# [Description of the task]
Repeat the entries beneath in their entirety, precisely as given.

# [Exercise data]
************

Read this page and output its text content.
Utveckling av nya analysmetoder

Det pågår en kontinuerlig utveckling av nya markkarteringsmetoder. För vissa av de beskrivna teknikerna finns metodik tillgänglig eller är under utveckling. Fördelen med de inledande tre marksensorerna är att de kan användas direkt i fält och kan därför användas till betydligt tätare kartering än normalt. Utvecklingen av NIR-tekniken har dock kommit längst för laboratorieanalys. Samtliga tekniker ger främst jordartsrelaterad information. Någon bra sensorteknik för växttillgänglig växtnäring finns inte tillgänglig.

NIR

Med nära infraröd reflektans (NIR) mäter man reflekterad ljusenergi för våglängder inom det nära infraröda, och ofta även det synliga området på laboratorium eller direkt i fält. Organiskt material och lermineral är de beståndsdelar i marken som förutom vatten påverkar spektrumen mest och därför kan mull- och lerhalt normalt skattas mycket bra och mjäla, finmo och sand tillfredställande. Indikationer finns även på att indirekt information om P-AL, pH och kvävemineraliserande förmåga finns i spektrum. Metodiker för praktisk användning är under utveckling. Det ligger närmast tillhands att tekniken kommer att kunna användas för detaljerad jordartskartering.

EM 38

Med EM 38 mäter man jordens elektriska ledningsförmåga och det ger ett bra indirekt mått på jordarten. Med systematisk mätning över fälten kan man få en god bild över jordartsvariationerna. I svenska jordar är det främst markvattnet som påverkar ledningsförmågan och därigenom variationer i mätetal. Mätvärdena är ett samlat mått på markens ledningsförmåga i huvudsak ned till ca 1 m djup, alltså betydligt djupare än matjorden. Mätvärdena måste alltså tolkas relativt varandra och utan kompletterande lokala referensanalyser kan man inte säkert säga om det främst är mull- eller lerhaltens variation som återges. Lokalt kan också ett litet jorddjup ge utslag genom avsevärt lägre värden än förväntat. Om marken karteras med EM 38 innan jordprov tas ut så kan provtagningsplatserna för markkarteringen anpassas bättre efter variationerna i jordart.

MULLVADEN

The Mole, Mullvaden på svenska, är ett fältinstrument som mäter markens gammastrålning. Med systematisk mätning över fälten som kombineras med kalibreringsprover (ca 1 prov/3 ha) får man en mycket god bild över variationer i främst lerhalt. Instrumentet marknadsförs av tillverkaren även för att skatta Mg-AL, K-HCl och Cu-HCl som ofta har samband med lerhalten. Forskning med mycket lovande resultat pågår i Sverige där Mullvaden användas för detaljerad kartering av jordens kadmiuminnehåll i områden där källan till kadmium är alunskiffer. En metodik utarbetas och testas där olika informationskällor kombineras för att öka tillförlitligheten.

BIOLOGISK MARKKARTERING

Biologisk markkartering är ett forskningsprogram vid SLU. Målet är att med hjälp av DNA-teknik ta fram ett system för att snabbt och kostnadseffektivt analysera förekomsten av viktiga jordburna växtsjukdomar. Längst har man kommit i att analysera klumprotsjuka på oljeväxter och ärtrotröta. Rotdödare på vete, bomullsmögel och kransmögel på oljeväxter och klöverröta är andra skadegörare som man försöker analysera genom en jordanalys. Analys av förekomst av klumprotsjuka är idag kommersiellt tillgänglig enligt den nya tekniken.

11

************

# [Output for this task]
Read this page and output its text content.
Utveckling av nya analysmetoder

Det pågår en kontinuerlig utveckling av nya markkarteringsmetoder. För vissa av de beskrivna teknikerna finns metodik tillgänglig eller är under utveckling. Fördelen med de inledande tre marksensorerna är att de kan användas direkt i fält och kan därför användas till betydligt tätare kartering än normalt. Utvecklingen av NIR-tekniken har dock kommit längst för laboratorieanalys. Samtliga tekniker ger främst jordartsrelaterad information. Någon bra sensorteknik för växttillgänglig växtnäring finns inte tillgänglig.

NIR

Med nära infraröd reflektans (NIR) mäter man reflekterad ljusenergi för våglängder inom det nära infraröda, och ofta även det synliga området på laboratorium eller direkt i fält. Organiskt material och lermineral är de beståndsdelar i marken som förutom vatten påverkar spektrumen mest och därför kan mull- och lerhalt normalt skattas mycket bra och mjäla, finmo och sand tillfredställande. Indikationer finns även på att indirekt information om P-AL, pH och kvävemineraliserande förmåga finns i spektrum. Metodiker för praktisk användning är under utveckling. Det ligger närmast tillhands att tekniken kommer att kunna användas för detaljerad jordartskartering.

EM 38

Med EM 38 mäter man jordens elektriska ledningsförmåga och det ger ett bra indirekt mått på jordarten. Med systematisk mätning över fälten kan man få en god bild över jordartsvariationerna. I svenska jordar är det främst markvattnet som påverkar ledningsförmågan och därigenom variationer i mätetal. Mätvärdena är ett samlat mått på markens ledningsförmåga i huvudsak ned till ca 1 m djup, alltså betydligt djupare än matjorden. Mätvärdena måste alltså tolkas relativt varandra och utan kompletterande lokala referensanalyser kan man inte säkert säga om det främst är mull- eller lerhaltens variation som återges. Lokalt kan också ett litet jorddjup ge utslag genom avsevärt lägre värden än förväntat. Om marken karteras med EM 38 innan jordprov tas ut så kan provtagningsplatserna för markkarteringen anpassas bättre efter variationerna i jordart.

MULLVADEN

The Mole, Mullvaden på svenska, är ett fältinstrument som mäter markens gammastrålning. Med systematisk mätning över fälten som kombineras med kalibreringsprover (ca 1 prov/3 ha) får man en mycket god bild över variationer i främst lerhalt. Instrumentet marknadsförs av tillverkaren även för att skatta Mg-AL, K-HCl och Cu-HCl som ofta har samband med lerhalten. Forskning med mycket lovande resultat pågår i Sverige där Mullvaden användas för detaljerad kartering av jordens kadmiuminnehåll i områden där källan till kadmium är alunskiffer. En metodik utarbetas och testas där olika informationskällor kombineras för att öka tillförlitligheten.

BIOLOGISK MARKKARTERING

Biologisk markkartering är ett forskningsprogram vid SLU. Målet är att med hjälp av DNA-teknik ta fram ett system för att snabbt och kostnadseffektivt analysera förekomsten av viktiga jordburna växtsjukdomar. Längst har man kommit i att analysera klumprotsjuka på oljeväxter och ärtrotröta. Rotdödare på vete, bomullsmögel och kransmögel på oljeväxter och klöverröta är andra skadegörare som man försöker analysera genom en jordanalys. Analys av förekomst av klumprotsjuka är idag kommersiellt tillgänglig enligt den nya tekniken.

11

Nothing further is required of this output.